**DATASET EXTRACT**

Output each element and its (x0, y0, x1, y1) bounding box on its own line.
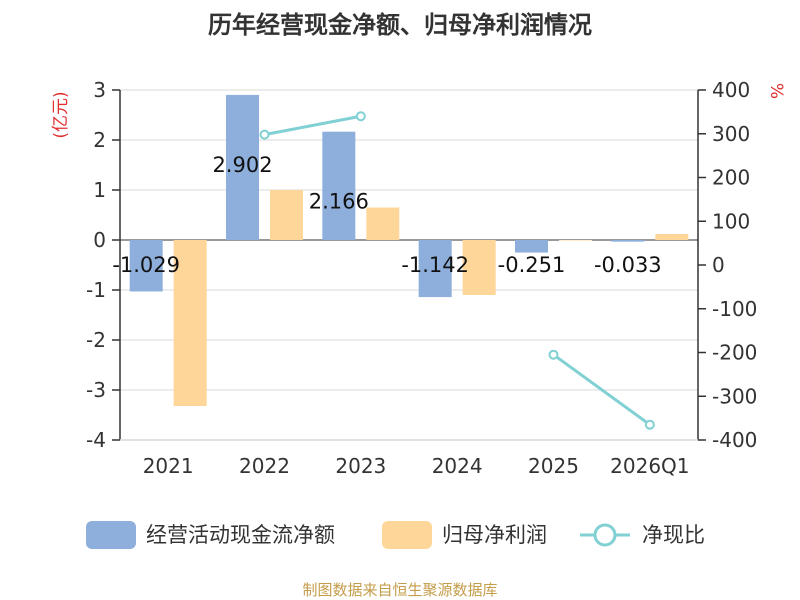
right-tick-label: 100 (712, 209, 750, 233)
left-tick-label: -2 (86, 328, 106, 352)
bar-net-profit-2025 (559, 240, 592, 241)
data-label-cash-flow-2022: 2.902 (212, 153, 272, 177)
ratio-point-2025 (548, 349, 559, 360)
ratio-line (264, 114, 362, 137)
x-tick-label: 2023 (335, 454, 386, 478)
x-tick-label: 2024 (432, 454, 483, 478)
left-tick-label: -1 (86, 278, 106, 302)
legend-swatch-net-profit (382, 521, 432, 549)
x-tick-label: 2025 (528, 454, 579, 478)
left-tick-label: -3 (86, 378, 106, 402)
right-tick-label: -100 (712, 297, 757, 321)
legend-label-ratio: 净现比 (642, 523, 705, 547)
x-tick-label: 2021 (143, 454, 194, 478)
bar-net-profit-2022 (270, 190, 303, 240)
legend-label-cash-flow: 经营活动现金流净额 (146, 523, 335, 547)
bar-cash-flow-2021 (129, 240, 163, 292)
data-source: 制图数据来自恒生聚源数据库 (302, 581, 497, 599)
right-tick-label: -300 (712, 384, 757, 408)
bar-cash-flow-2026Q1 (611, 240, 645, 242)
data-label-cash-flow-2023: 2.166 (309, 190, 369, 214)
data-labels: -1.029 2.902 2.166 -1.142 -0.251 -0.033 (112, 153, 661, 277)
left-tick-label: 2 (93, 128, 106, 152)
ratio-point-2026Q1 (644, 419, 655, 430)
right-axis-unit: % (766, 83, 786, 99)
right-tick-label: 0 (712, 253, 725, 277)
x-tick-label: 2022 (239, 454, 290, 478)
ratio-line-group (259, 111, 655, 430)
right-tick-label: -200 (712, 341, 757, 365)
right-tick-label: -400 (712, 428, 757, 452)
ratio-line (552, 353, 651, 426)
data-label-cash-flow-2026Q1: -0.033 (594, 253, 662, 277)
bar-cash-flow-2023 (322, 131, 356, 240)
bar-net-profit-2021 (173, 240, 207, 406)
legend-swatch-cash-flow (86, 521, 136, 549)
ratio-point-2023 (355, 111, 366, 122)
bar-net-profit-2024 (462, 240, 496, 295)
x-tick-label: 2026Q1 (610, 454, 689, 478)
ratio-point-2022 (259, 129, 270, 140)
right-tick-label: 400 (712, 78, 750, 102)
left-tick-label: 3 (93, 78, 106, 102)
right-tick-label: 200 (712, 166, 750, 190)
data-label-cash-flow-2024: -1.142 (401, 253, 469, 277)
left-tick-label: 0 (93, 228, 106, 252)
legend-swatch-ratio-marker (593, 523, 617, 547)
legend: 经营活动现金流净额 归母净利润 净现比 (86, 521, 705, 549)
chart-title: 历年经营现金净额、归母净利润情况 (208, 11, 592, 39)
bar-cash-flow-2025 (515, 240, 548, 253)
legend-label-net-profit: 归母净利润 (442, 523, 547, 547)
bar-net-profit-2026Q1 (655, 234, 689, 240)
bars (129, 94, 689, 406)
data-label-cash-flow-2021: -1.029 (112, 253, 180, 277)
bar-net-profit-2023 (366, 207, 400, 240)
right-tick-label: 300 (712, 122, 750, 146)
left-tick-label: -4 (86, 428, 106, 452)
left-axis-unit: (亿元) (51, 91, 71, 138)
bar-cash-flow-2022 (226, 94, 259, 241)
axes: 3 2 1 0 -1 -2 -3 -4 400 300 200 100 0 -100 -200 -300 -40… (86, 78, 757, 478)
data-label-cash-flow-2025: -0.251 (498, 253, 566, 277)
left-tick-label: 1 (93, 178, 106, 202)
bar-cash-flow-2024 (418, 240, 452, 298)
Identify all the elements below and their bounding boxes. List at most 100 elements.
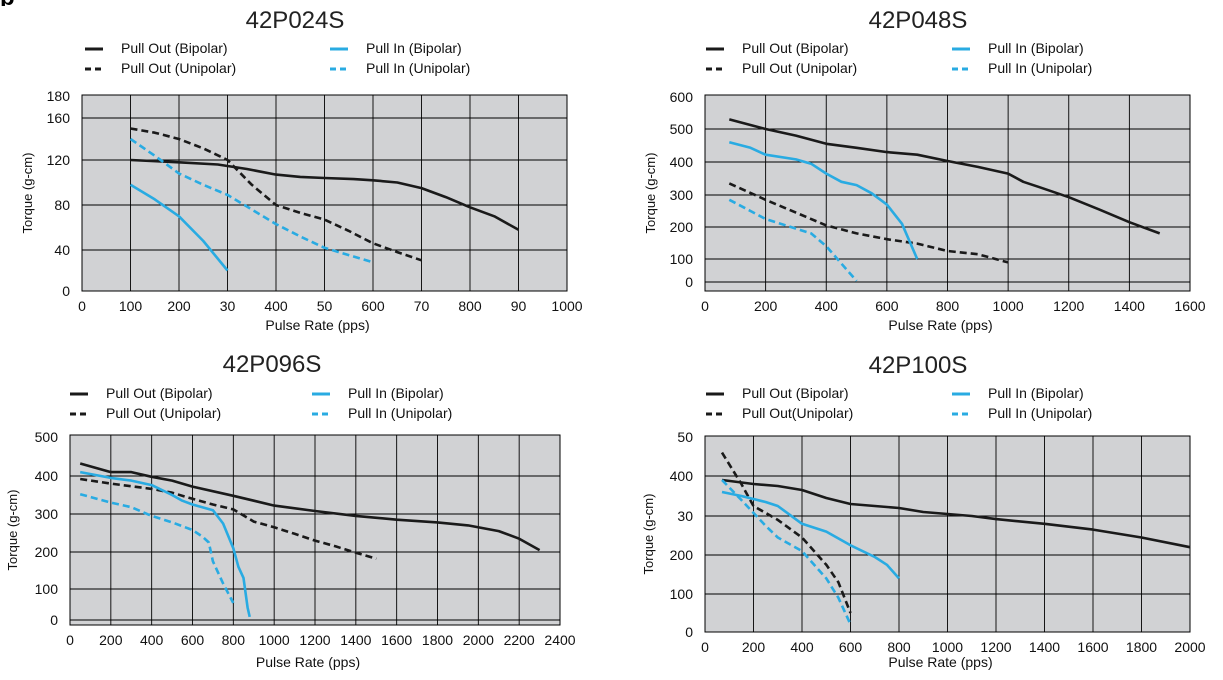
chart-title: 42P100S bbox=[869, 352, 968, 379]
x-tick-label: 200 bbox=[99, 632, 123, 648]
legend-label: Pull Out(Unipolar) bbox=[742, 405, 853, 421]
x-tick-label: 2000 bbox=[463, 632, 494, 648]
y-tick-label: 120 bbox=[47, 152, 71, 168]
chart-title: 42P024S bbox=[246, 7, 345, 34]
x-tick-label: 400 bbox=[264, 298, 288, 314]
legend-item: Pull Out(Unipolar) bbox=[706, 405, 853, 421]
y-tick-label: 80 bbox=[54, 197, 70, 213]
x-tick-label: 800 bbox=[222, 632, 246, 648]
x-tick-label: 1800 bbox=[422, 632, 453, 648]
x-tick-label: 1000 bbox=[259, 632, 290, 648]
series-line-pull-out-bipolar bbox=[130, 158, 520, 231]
y-tick-label: 180 bbox=[47, 88, 71, 104]
legend-label: Pull Out (Bipolar) bbox=[121, 40, 228, 56]
x-tick-label: 400 bbox=[790, 639, 814, 655]
y-axis-label: Torque (g-cm) bbox=[643, 153, 658, 234]
legend-label: Pull In (Unipolar) bbox=[988, 405, 1092, 421]
x-tick-label: 2200 bbox=[504, 632, 535, 648]
y-tick-label: 500 bbox=[670, 121, 694, 137]
series-line-pull-in-bipolar bbox=[728, 140, 919, 260]
legend-label: Pull In (Bipolar) bbox=[988, 385, 1084, 401]
x-tick-label: 70 bbox=[414, 298, 430, 314]
y-tick-label: 160 bbox=[47, 110, 71, 126]
y-tick-label: 100 bbox=[670, 586, 694, 602]
x-tick-label: 1400 bbox=[1114, 298, 1145, 314]
y-tick-label: 30 bbox=[677, 508, 693, 524]
x-tick-label: 200 bbox=[754, 298, 778, 314]
legend-label: Pull Out (Bipolar) bbox=[742, 385, 849, 401]
x-tick-label: 2000 bbox=[1174, 639, 1205, 655]
x-tick-label: 600 bbox=[839, 639, 863, 655]
x-tick-label: 400 bbox=[140, 632, 164, 648]
legend-label: Pull In (Unipolar) bbox=[988, 60, 1092, 76]
y-tick-label: 500 bbox=[35, 429, 59, 445]
legend-label: Pull In (Unipolar) bbox=[366, 60, 470, 76]
legend-item: Pull In (Unipolar) bbox=[330, 60, 470, 76]
legend-label: Pull In (Unipolar) bbox=[348, 405, 452, 421]
x-tick-label: 400 bbox=[815, 298, 839, 314]
legend-item: Pull Out (Unipolar) bbox=[706, 60, 857, 76]
x-tick-label: 600 bbox=[875, 298, 899, 314]
y-tick-label: 400 bbox=[670, 468, 694, 484]
chart-42p100s: 42P100S Pull Out (Bipolar) Pull In (Bipola… bbox=[641, 352, 1206, 670]
x-tick-label: 1000 bbox=[932, 639, 963, 655]
x-tick-label: 600 bbox=[361, 298, 385, 314]
chart-42p096s: 42P096S Pull Out (Bipolar) Pull In (Bipola… bbox=[5, 351, 576, 670]
x-tick-label: 800 bbox=[936, 298, 960, 314]
legend-label: Pull Out (Unipolar) bbox=[742, 60, 857, 76]
x-tick-label: 1000 bbox=[551, 298, 582, 314]
x-tick-label: 1800 bbox=[1126, 639, 1157, 655]
x-tick-label: 1400 bbox=[340, 632, 371, 648]
legend-item: Pull In (Unipolar) bbox=[312, 405, 452, 421]
chart-title: 42P048S bbox=[869, 7, 968, 34]
series-line-pull-out-unipolar bbox=[80, 477, 377, 560]
x-axis-label: Pulse Rate (pps) bbox=[265, 317, 369, 333]
x-tick-label: 90 bbox=[511, 298, 527, 314]
series-line-pull-in-bipolar bbox=[129, 183, 229, 272]
x-tick-label: 0 bbox=[701, 298, 709, 314]
legend-item: Pull In (Bipolar) bbox=[952, 385, 1084, 401]
legend-item: Pull Out (Bipolar) bbox=[85, 40, 228, 56]
legend-item: Pull In (Bipolar) bbox=[312, 385, 444, 401]
y-tick-label: 100 bbox=[670, 251, 694, 267]
legend-item: Pull In (Unipolar) bbox=[952, 60, 1092, 76]
series-line-pull-in-unipolar bbox=[728, 198, 858, 282]
legend-label: Pull In (Bipolar) bbox=[348, 385, 444, 401]
y-tick-label: 200 bbox=[670, 547, 694, 563]
x-tick-label: 30 bbox=[220, 298, 236, 314]
y-tick-label: 300 bbox=[35, 506, 59, 522]
y-tick-label: 200 bbox=[670, 219, 694, 235]
y-tick-label: 0 bbox=[50, 612, 58, 628]
x-tick-label: 1400 bbox=[1029, 639, 1060, 655]
series-line-pull-out-bipolar bbox=[721, 478, 1191, 549]
x-tick-label: 0 bbox=[701, 639, 709, 655]
chart-42p048s: 42P048S Pull Out (Bipolar) Pull In (Bipola… bbox=[643, 7, 1206, 333]
series-line-pull-out-unipolar bbox=[720, 451, 852, 614]
x-axis-label: Pulse Rate (pps) bbox=[256, 654, 360, 670]
x-tick-label: 1600 bbox=[1174, 298, 1205, 314]
y-tick-label: 200 bbox=[35, 544, 59, 560]
x-tick-label: 600 bbox=[181, 632, 205, 648]
x-tick-label: 1200 bbox=[1053, 298, 1084, 314]
y-tick-label: 0 bbox=[62, 283, 70, 299]
chart-42p024s: 42P024S Pull Out (Bipolar) Pull In (Bipola… bbox=[20, 7, 583, 333]
legend-item: Pull In (Bipolar) bbox=[952, 40, 1084, 56]
series-line-pull-out-bipolar bbox=[79, 462, 541, 552]
y-tick-label: 100 bbox=[35, 581, 59, 597]
series-line-pull-in-bipolar bbox=[721, 490, 900, 580]
y-axis-label: Torque (g-cm) bbox=[641, 494, 656, 575]
series-line-pull-out-unipolar bbox=[130, 127, 422, 262]
legend-label: Pull Out (Bipolar) bbox=[106, 385, 213, 401]
x-tick-label: 200 bbox=[742, 639, 766, 655]
y-axis-label: Torque (g-cm) bbox=[5, 490, 20, 571]
series-line-pull-in-unipolar bbox=[79, 492, 235, 604]
legend-label: Pull Out (Bipolar) bbox=[742, 40, 849, 56]
legend-item: Pull In (Unipolar) bbox=[952, 405, 1092, 421]
legend-item: Pull Out (Unipolar) bbox=[85, 60, 236, 76]
legend-label: Pull Out (Unipolar) bbox=[121, 60, 236, 76]
x-tick-label: 1600 bbox=[1077, 639, 1108, 655]
legend-item: Pull In (Bipolar) bbox=[330, 40, 462, 56]
x-tick-label: 1200 bbox=[980, 639, 1011, 655]
legend-item: Pull Out (Bipolar) bbox=[70, 385, 213, 401]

**AIM OF THE EXERCISE**
How many rows above contain the string "profit" with matching case? Reply with the number alone.

**TASK RESULT**
8